• TASK GOAL
Pictures aside, quote the whole listing exactly.

• DATASET CONTENT
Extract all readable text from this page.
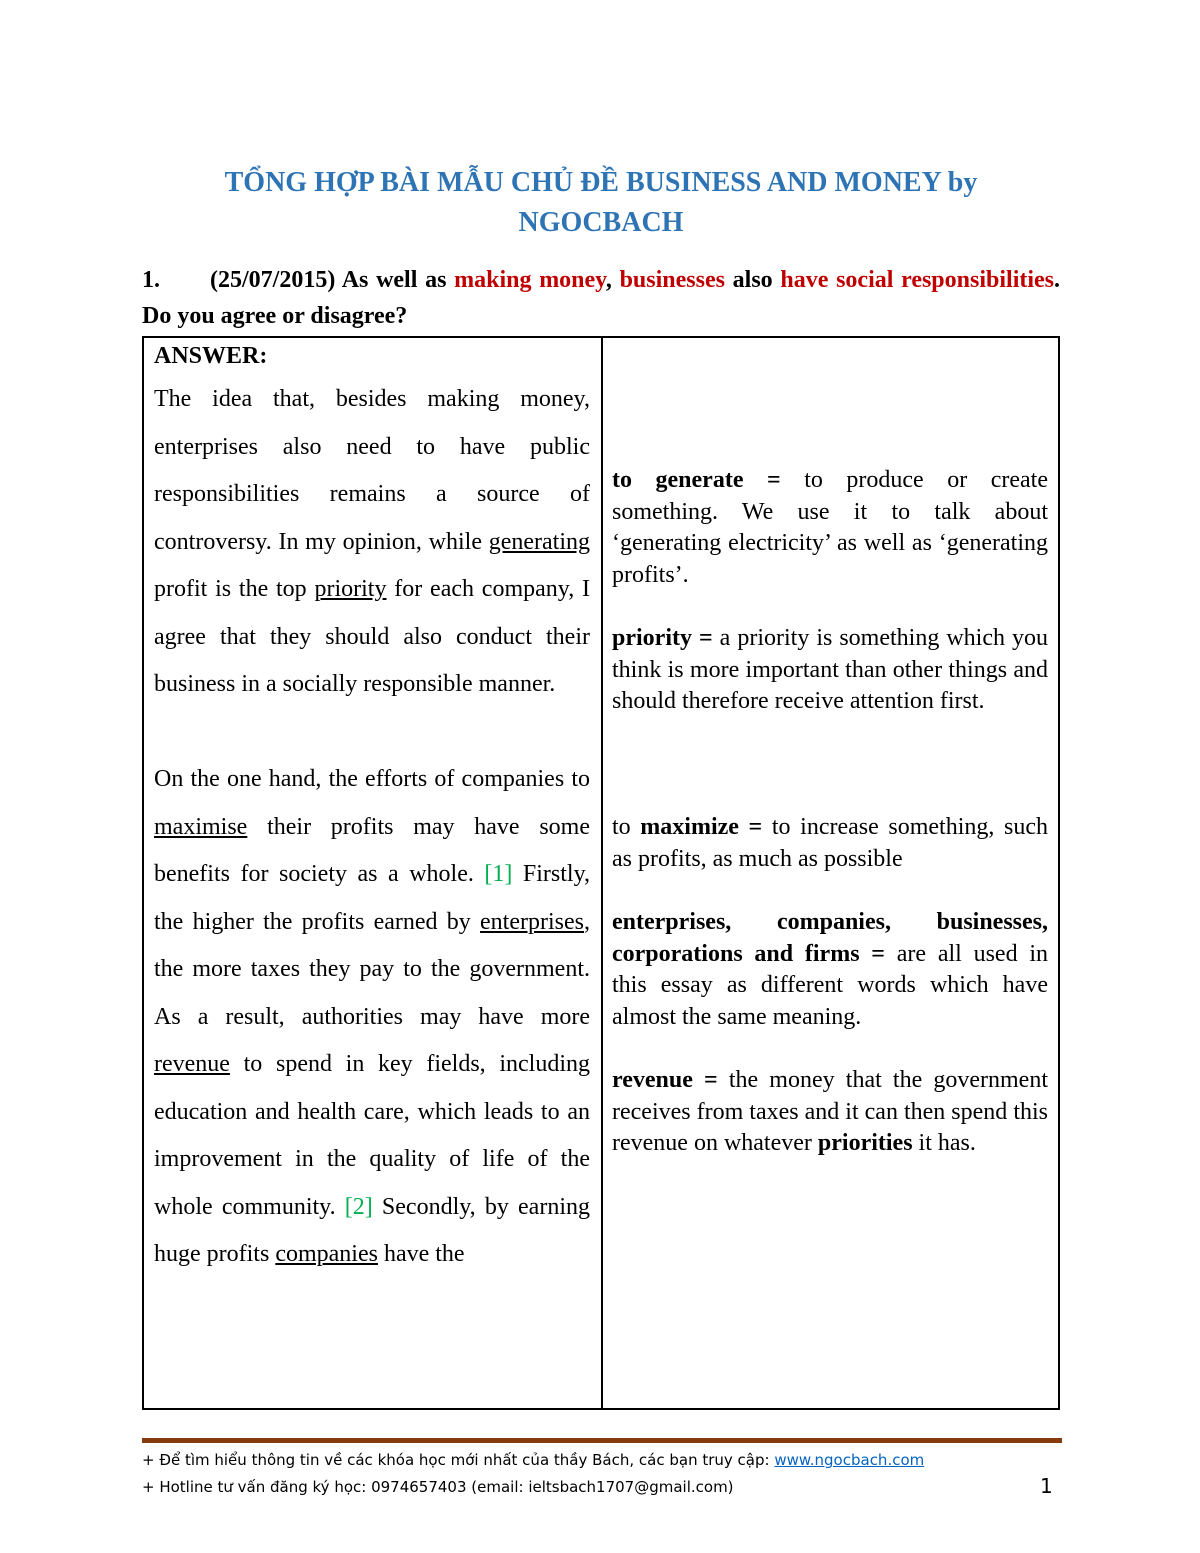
TỔNG HỢP BÀI MẪU CHỦ ĐỀ BUSINESS AND MONEY by
NGOCBACH
1. (25/07/2015) As well as making money, businesses also have social responsibilities. Do you agree or disagree?
ANSWER:

The idea that, besides making money, enterprises also need to have public responsibilities remains a source of controversy. In my opinion, while generating profit is the top priority for each company, I agree that they should also conduct their business in a socially responsible manner.

On the one hand, the efforts of companies to maximise their profits may have some benefits for society as a whole. [1] Firstly, the higher the profits earned by enterprises, the more taxes they pay to the government. As a result, authorities may have more revenue to spend in key fields, including education and health care, which leads to an improvement in the quality of life of the whole community. [2] Secondly, by earning huge profits companies have the

to generate = to produce or create something. We use it to talk about ‘generating electricity’ as well as ‘generating profits’.

priority = a priority is something which you think is more important than other things and should therefore receive attention first.

to maximize = to increase something, such as profits, as much as possible

enterprises, companies, businesses, corporations and firms = are all used in this essay as different words which have almost the same meaning.

revenue = the money that the government receives from taxes and it can then spend this revenue on whatever priorities it has.

+ Để tìm hiểu thông tin về các khóa học mới nhất của thầy Bách, các bạn truy cập: www.ngocbach.com
+ Hotline tư vấn đăng ký học: 0974657403 (email: ieltsbach1707@gmail.com)	1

• WRITTEN SOLUTION
Extract all readable text from this page.
TỔNG HỢP BÀI MẪU CHỦ ĐỀ BUSINESS AND MONEY by
NGOCBACH
1. (25/07/2015) As well as making money, businesses also have social responsibilities. Do you agree or disagree?
ANSWER:

The idea that, besides making money, enterprises also need to have public responsibilities remains a source of controversy. In my opinion, while generating profit is the top priority for each company, I agree that they should also conduct their business in a socially responsible manner.

On the one hand, the efforts of companies to maximise their profits may have some benefits for society as a whole. [1] Firstly, the higher the profits earned by enterprises, the more taxes they pay to the government. As a result, authorities may have more revenue to spend in key fields, including education and health care, which leads to an improvement in the quality of life of the whole community. [2] Secondly, by earning huge profits companies have the

to generate = to produce or create something. We use it to talk about ‘generating electricity’ as well as ‘generating profits’.

priority = a priority is something which you think is more important than other things and should therefore receive attention first.

to maximize = to increase something, such as profits, as much as possible

enterprises, companies, businesses, corporations and firms = are all used in this essay as different words which have almost the same meaning.

revenue = the money that the government receives from taxes and it can then spend this revenue on whatever priorities it has.

+ Để tìm hiểu thông tin về các khóa học mới nhất của thầy Bách, các bạn truy cập: www.ngocbach.com
+ Hotline tư vấn đăng ký học: 0974657403 (email: ieltsbach1707@gmail.com)	1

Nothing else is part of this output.